Exercise details:
Transcribe each record exactly. Include every one.

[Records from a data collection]
........
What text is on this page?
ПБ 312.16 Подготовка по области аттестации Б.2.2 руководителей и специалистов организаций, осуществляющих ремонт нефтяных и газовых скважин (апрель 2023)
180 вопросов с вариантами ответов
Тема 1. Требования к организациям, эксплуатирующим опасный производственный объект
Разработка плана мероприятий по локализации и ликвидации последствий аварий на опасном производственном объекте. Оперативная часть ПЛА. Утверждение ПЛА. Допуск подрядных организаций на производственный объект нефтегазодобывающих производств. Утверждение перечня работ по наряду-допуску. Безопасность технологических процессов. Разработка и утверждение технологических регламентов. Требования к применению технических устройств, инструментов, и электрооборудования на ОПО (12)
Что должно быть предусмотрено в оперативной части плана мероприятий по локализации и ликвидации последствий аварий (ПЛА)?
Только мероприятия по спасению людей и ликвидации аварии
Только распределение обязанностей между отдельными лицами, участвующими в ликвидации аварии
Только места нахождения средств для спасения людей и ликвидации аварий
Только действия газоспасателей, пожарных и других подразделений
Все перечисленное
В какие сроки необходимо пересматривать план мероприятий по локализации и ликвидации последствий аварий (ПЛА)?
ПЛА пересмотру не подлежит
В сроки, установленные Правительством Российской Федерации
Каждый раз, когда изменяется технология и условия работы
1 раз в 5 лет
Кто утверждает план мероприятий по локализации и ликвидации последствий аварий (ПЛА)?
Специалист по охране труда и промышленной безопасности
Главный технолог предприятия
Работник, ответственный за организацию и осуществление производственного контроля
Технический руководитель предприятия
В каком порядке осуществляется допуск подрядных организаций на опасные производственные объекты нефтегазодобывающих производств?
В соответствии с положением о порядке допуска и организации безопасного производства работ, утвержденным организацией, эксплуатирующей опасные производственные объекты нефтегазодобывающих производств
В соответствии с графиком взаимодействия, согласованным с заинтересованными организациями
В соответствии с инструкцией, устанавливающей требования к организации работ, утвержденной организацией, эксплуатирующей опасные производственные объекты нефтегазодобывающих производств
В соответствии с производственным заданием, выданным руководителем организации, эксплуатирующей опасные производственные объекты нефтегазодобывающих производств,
........
Finished task:
What text is on this page?
ПБ 312.16 Подготовка по области аттестации Б.2.2 руководителей и специалистов организаций, осуществляющих ремонт нефтяных и газовых скважин (апрель 2023)
180 вопросов с вариантами ответов
Тема 1. Требования к организациям, эксплуатирующим опасный производственный объект
Разработка плана мероприятий по локализации и ликвидации последствий аварий на опасном производственном объекте. Оперативная часть ПЛА. Утверждение ПЛА. Допуск подрядных организаций на производственный объект нефтегазодобывающих производств. Утверждение перечня работ по наряду-допуску. Безопасность технологических процессов. Разработка и утверждение технологических регламентов. Требования к применению технических устройств, инструментов, и электрооборудования на ОПО (12)
Что должно быть предусмотрено в оперативной части плана мероприятий по локализации и ликвидации последствий аварий (ПЛА)?
Только мероприятия по спасению людей и ликвидации аварии
Только распределение обязанностей между отдельными лицами, участвующими в ликвидации аварии
Только места нахождения средств для спасения людей и ликвидации аварий
Только действия газоспасателей, пожарных и других подразделений
Все перечисленное
В какие сроки необходимо пересматривать план мероприятий по локализации и ликвидации последствий аварий (ПЛА)?
ПЛА пересмотру не подлежит
В сроки, установленные Правительством Российской Федерации
Каждый раз, когда изменяется технология и условия работы
1 раз в 5 лет
Кто утверждает план мероприятий по локализации и ликвидации последствий аварий (ПЛА)?
Специалист по охране труда и промышленной безопасности
Главный технолог предприятия
Работник, ответственный за организацию и осуществление производственного контроля
Технический руководитель предприятия
В каком порядке осуществляется допуск подрядных организаций на опасные производственные объекты нефтегазодобывающих производств?
В соответствии с положением о порядке допуска и организации безопасного производства работ, утвержденным организацией, эксплуатирующей опасные производственные объекты нефтегазодобывающих производств
В соответствии с графиком взаимодействия, согласованным с заинтересованными организациями
В соответствии с инструкцией, устанавливающей требования к организации работ, утвержденной организацией, эксплуатирующей опасные производственные объекты нефтегазодобывающих производств
В соответствии с производственным заданием, выданным руководителем организации, эксплуатирующей опасные производственные объекты нефтегазодобывающих производств,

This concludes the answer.